**Set exercise:**
Copy each line below exactly and leave the pictures out.

Records excerpted from a collection:

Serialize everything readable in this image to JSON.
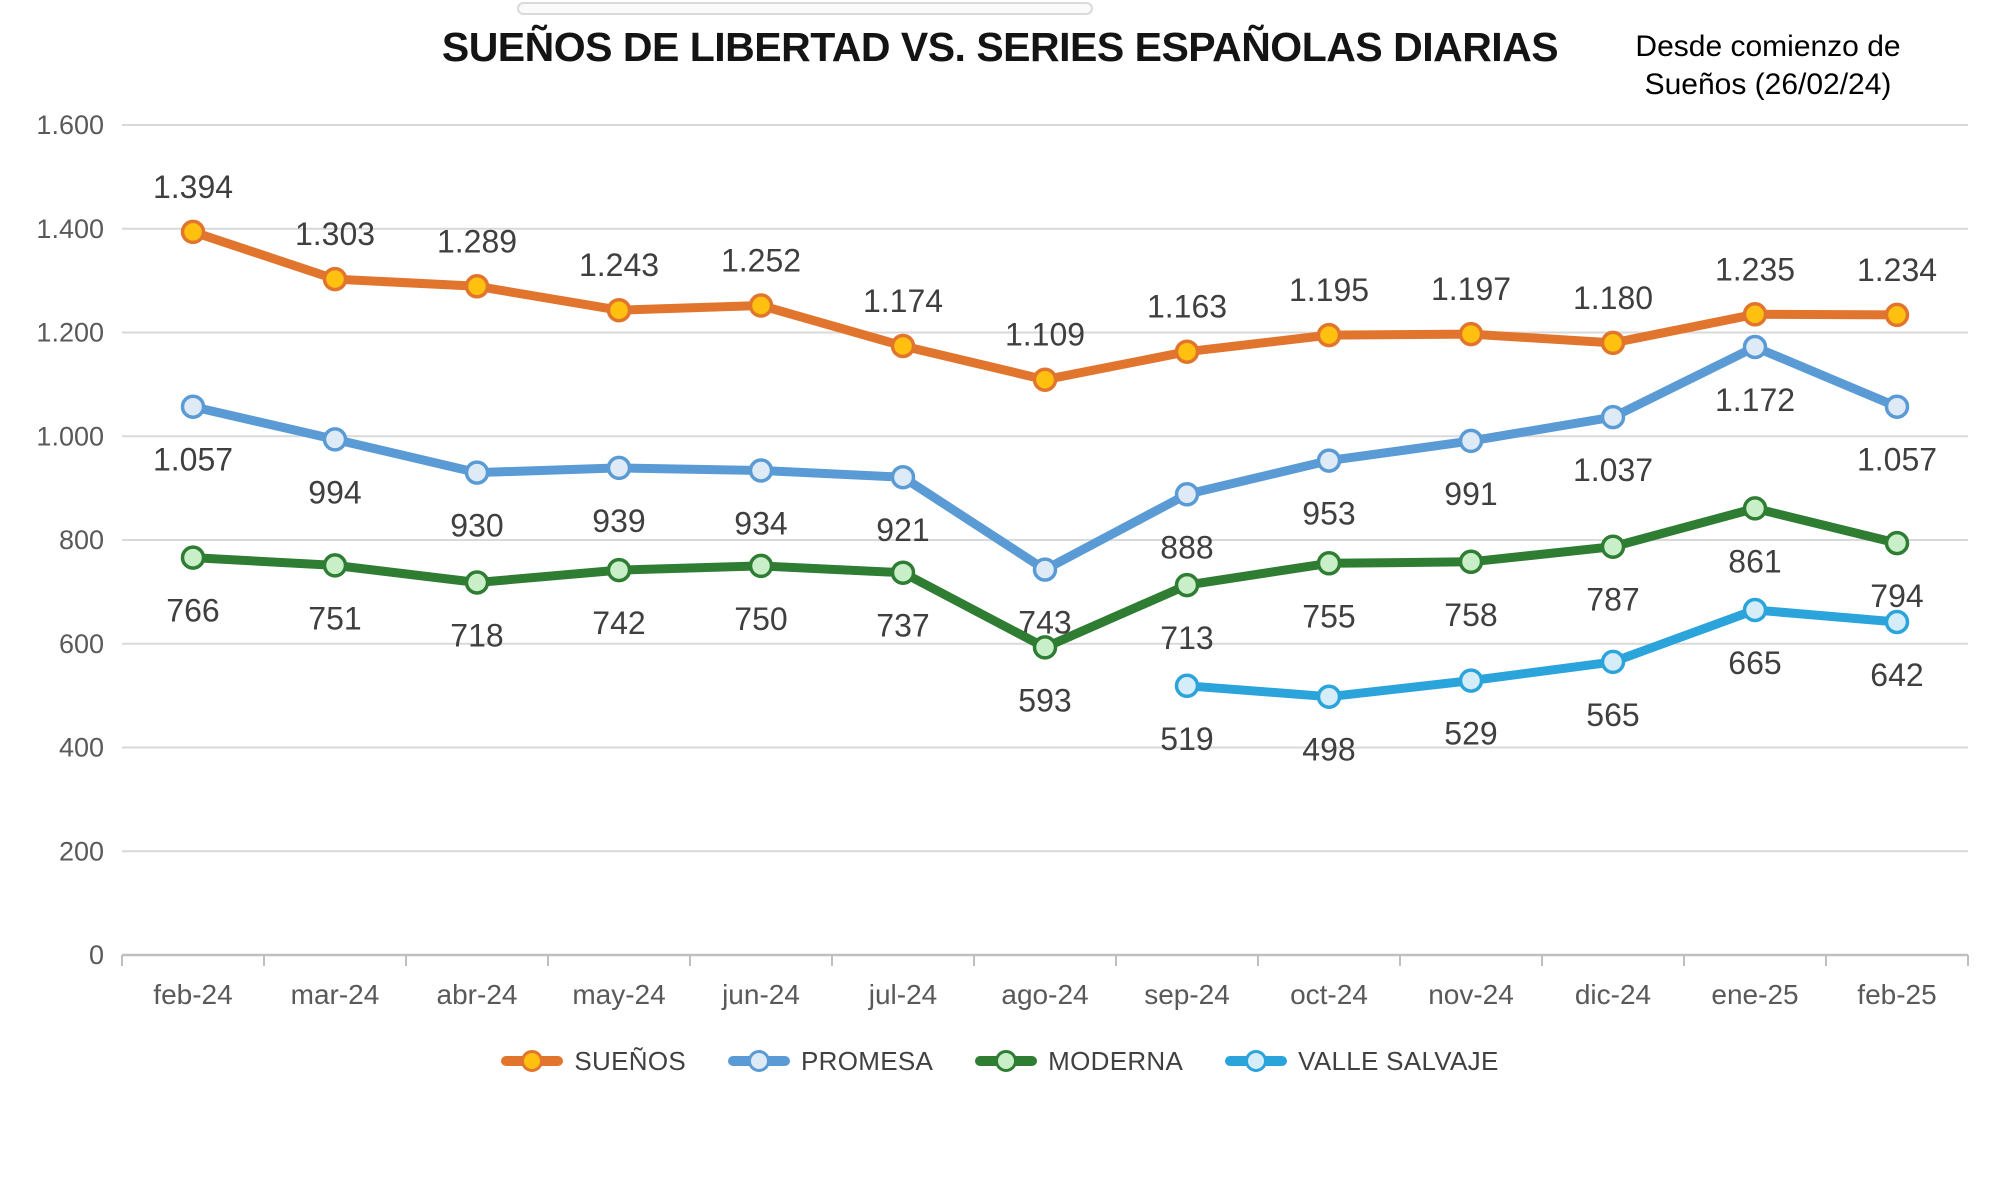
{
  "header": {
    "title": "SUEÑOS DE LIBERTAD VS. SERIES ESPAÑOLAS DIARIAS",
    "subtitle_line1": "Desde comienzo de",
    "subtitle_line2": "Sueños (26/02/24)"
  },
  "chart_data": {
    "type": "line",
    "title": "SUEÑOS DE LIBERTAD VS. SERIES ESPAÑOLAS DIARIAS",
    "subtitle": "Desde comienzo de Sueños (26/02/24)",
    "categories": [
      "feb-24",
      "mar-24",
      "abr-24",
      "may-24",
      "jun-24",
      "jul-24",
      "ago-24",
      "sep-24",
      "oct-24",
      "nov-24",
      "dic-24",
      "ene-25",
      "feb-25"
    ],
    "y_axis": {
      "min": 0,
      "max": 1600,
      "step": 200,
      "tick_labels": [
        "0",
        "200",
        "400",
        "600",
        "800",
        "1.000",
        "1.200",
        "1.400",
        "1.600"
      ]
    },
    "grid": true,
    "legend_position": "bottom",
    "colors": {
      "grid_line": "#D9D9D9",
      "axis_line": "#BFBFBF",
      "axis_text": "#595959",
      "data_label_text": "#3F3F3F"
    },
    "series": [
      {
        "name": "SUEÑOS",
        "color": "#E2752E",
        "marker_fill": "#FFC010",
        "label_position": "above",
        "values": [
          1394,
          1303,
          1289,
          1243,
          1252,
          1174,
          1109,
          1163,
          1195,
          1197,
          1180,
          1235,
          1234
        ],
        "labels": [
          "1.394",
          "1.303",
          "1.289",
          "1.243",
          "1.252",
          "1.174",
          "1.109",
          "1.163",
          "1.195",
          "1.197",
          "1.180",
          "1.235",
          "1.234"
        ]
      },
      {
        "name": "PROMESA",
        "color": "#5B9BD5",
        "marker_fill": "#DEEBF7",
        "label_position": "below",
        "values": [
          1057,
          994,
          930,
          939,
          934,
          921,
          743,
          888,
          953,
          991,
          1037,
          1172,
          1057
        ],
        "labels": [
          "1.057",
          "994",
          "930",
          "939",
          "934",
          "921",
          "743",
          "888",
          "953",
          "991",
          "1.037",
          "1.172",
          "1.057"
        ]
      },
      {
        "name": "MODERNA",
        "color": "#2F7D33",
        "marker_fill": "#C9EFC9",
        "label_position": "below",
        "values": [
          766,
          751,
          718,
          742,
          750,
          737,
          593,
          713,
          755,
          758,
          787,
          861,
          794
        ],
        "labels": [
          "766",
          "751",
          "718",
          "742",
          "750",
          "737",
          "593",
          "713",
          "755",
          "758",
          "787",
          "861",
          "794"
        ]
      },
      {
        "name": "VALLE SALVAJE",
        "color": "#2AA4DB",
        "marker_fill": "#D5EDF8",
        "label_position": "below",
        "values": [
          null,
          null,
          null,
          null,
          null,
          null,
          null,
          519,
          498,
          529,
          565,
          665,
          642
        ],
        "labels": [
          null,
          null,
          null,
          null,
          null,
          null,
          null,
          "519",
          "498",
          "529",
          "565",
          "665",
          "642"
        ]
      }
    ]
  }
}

**Full solution:**
Serialize everything readable in this image to JSON.
{
  "header": {
    "title": "SUEÑOS DE LIBERTAD VS. SERIES ESPAÑOLAS DIARIAS",
    "subtitle_line1": "Desde comienzo de",
    "subtitle_line2": "Sueños (26/02/24)"
  },
  "chart_data": {
    "type": "line",
    "title": "SUEÑOS DE LIBERTAD VS. SERIES ESPAÑOLAS DIARIAS",
    "subtitle": "Desde comienzo de Sueños (26/02/24)",
    "categories": [
      "feb-24",
      "mar-24",
      "abr-24",
      "may-24",
      "jun-24",
      "jul-24",
      "ago-24",
      "sep-24",
      "oct-24",
      "nov-24",
      "dic-24",
      "ene-25",
      "feb-25"
    ],
    "y_axis": {
      "min": 0,
      "max": 1600,
      "step": 200,
      "tick_labels": [
        "0",
        "200",
        "400",
        "600",
        "800",
        "1.000",
        "1.200",
        "1.400",
        "1.600"
      ]
    },
    "grid": true,
    "legend_position": "bottom",
    "colors": {
      "grid_line": "#D9D9D9",
      "axis_line": "#BFBFBF",
      "axis_text": "#595959",
      "data_label_text": "#3F3F3F"
    },
    "series": [
      {
        "name": "SUEÑOS",
        "color": "#E2752E",
        "marker_fill": "#FFC010",
        "label_position": "above",
        "values": [
          1394,
          1303,
          1289,
          1243,
          1252,
          1174,
          1109,
          1163,
          1195,
          1197,
          1180,
          1235,
          1234
        ],
        "labels": [
          "1.394",
          "1.303",
          "1.289",
          "1.243",
          "1.252",
          "1.174",
          "1.109",
          "1.163",
          "1.195",
          "1.197",
          "1.180",
          "1.235",
          "1.234"
        ]
      },
      {
        "name": "PROMESA",
        "color": "#5B9BD5",
        "marker_fill": "#DEEBF7",
        "label_position": "below",
        "values": [
          1057,
          994,
          930,
          939,
          934,
          921,
          743,
          888,
          953,
          991,
          1037,
          1172,
          1057
        ],
        "labels": [
          "1.057",
          "994",
          "930",
          "939",
          "934",
          "921",
          "743",
          "888",
          "953",
          "991",
          "1.037",
          "1.172",
          "1.057"
        ]
      },
      {
        "name": "MODERNA",
        "color": "#2F7D33",
        "marker_fill": "#C9EFC9",
        "label_position": "below",
        "values": [
          766,
          751,
          718,
          742,
          750,
          737,
          593,
          713,
          755,
          758,
          787,
          861,
          794
        ],
        "labels": [
          "766",
          "751",
          "718",
          "742",
          "750",
          "737",
          "593",
          "713",
          "755",
          "758",
          "787",
          "861",
          "794"
        ]
      },
      {
        "name": "VALLE SALVAJE",
        "color": "#2AA4DB",
        "marker_fill": "#D5EDF8",
        "label_position": "below",
        "values": [
          null,
          null,
          null,
          null,
          null,
          null,
          null,
          519,
          498,
          529,
          565,
          665,
          642
        ],
        "labels": [
          null,
          null,
          null,
          null,
          null,
          null,
          null,
          "519",
          "498",
          "529",
          "565",
          "665",
          "642"
        ]
      }
    ]
  }
}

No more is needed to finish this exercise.